++++ TASK MATERIAL

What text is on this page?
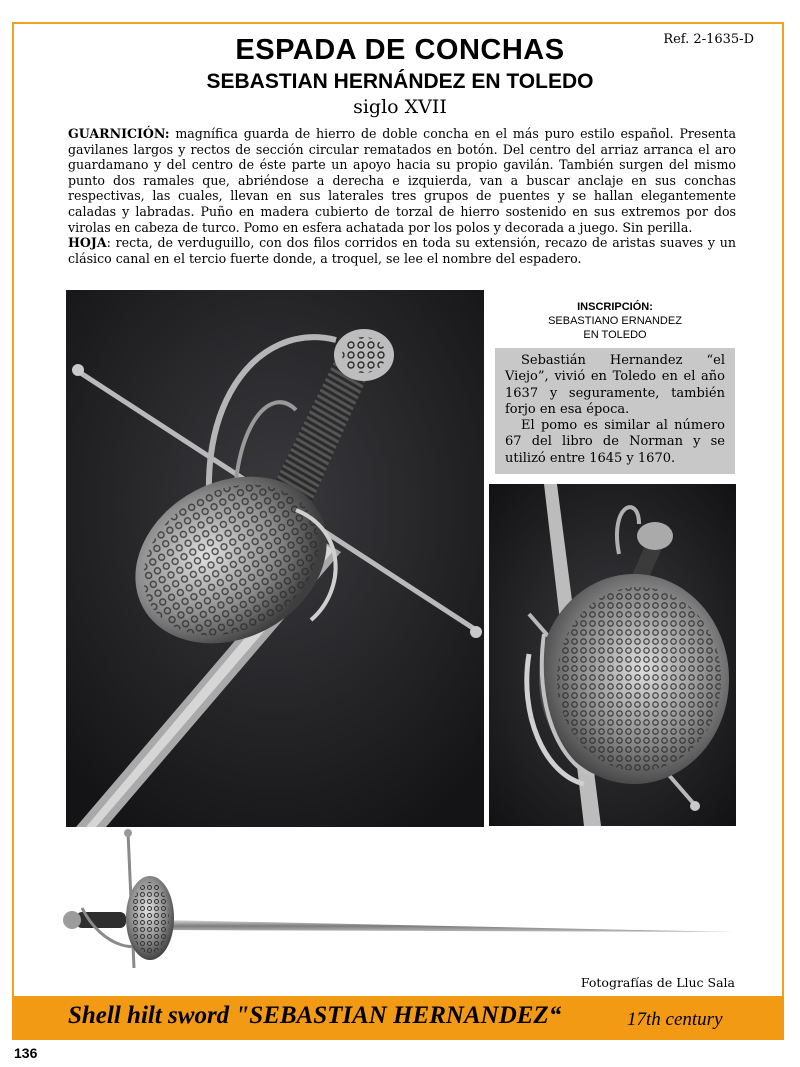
Ref. 2-1635-D
ESPADA DE CONCHAS
SEBASTIAN HERNÁNDEZ EN TOLEDO
siglo XVII

GUARNICIÓN: magnífica guarda de hierro de doble concha en el más puro estilo español. Presenta gavilanes largos y rectos de sección circular rematados en botón. Del centro del arriaz arranca el aro guardamano y del centro de éste parte un apoyo hacia su propio gavilán. También surgen del mismo punto dos ramales que, abriéndose a derecha e izquierda, van a buscar anclaje en sus conchas respectivas, las cuales, llevan en sus laterales tres grupos de puentes y se hallan elegantemente caladas y labradas. Puño en madera cubierto de torzal de hierro sostenido en sus extremos por dos virolas en cabeza de turco. Pomo en esfera achatada por los polos y decorada a juego. Sin perilla.

HOJA: recta, de verduguillo, con dos filos corridos en toda su extensión, recazo de aristas suaves y un clásico canal en el tercio fuerte donde, a troquel, se lee el nombre del espadero.

INSCRIPCIÓN:
SEBASTIANO ERNANDEZ
EN TOLEDO

Sebastián Hernandez “el Viejo”, vivió en Toledo en el año 1637 y seguramente, también forjo en esa época.

El pomo es similar al número 67 del libro de Norman y se utilizó entre 1645 y 1670.

Fotografías de Lluc Sala
Shell hilt sword "SEBASTIAN HERNANDEZ“	17th century
136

++++++++

## [TASK OBJECTIVE]
Can you repeat every record above exactly, apart from the pictures?

## [TASK OUTPUT]
What text is on this page?
Ref. 2-1635-D
ESPADA DE CONCHAS
SEBASTIAN HERNÁNDEZ EN TOLEDO
siglo XVII

GUARNICIÓN: magnífica guarda de hierro de doble concha en el más puro estilo español. Presenta gavilanes largos y rectos de sección circular rematados en botón. Del centro del arriaz arranca el aro guardamano y del centro de éste parte un apoyo hacia su propio gavilán. También surgen del mismo punto dos ramales que, abriéndose a derecha e izquierda, van a buscar anclaje en sus conchas respectivas, las cuales, llevan en sus laterales tres grupos de puentes y se hallan elegantemente caladas y labradas. Puño en madera cubierto de torzal de hierro sostenido en sus extremos por dos virolas en cabeza de turco. Pomo en esfera achatada por los polos y decorada a juego. Sin perilla.

HOJA: recta, de verduguillo, con dos filos corridos en toda su extensión, recazo de aristas suaves y un clásico canal en el tercio fuerte donde, a troquel, se lee el nombre del espadero.

INSCRIPCIÓN:
SEBASTIANO ERNANDEZ
EN TOLEDO

Sebastián Hernandez “el Viejo”, vivió en Toledo en el año 1637 y seguramente, también forjo en esa época.

El pomo es similar al número 67 del libro de Norman y se utilizó entre 1645 y 1670.

Fotografías de Lluc Sala
Shell hilt sword "SEBASTIAN HERNANDEZ“	17th century
136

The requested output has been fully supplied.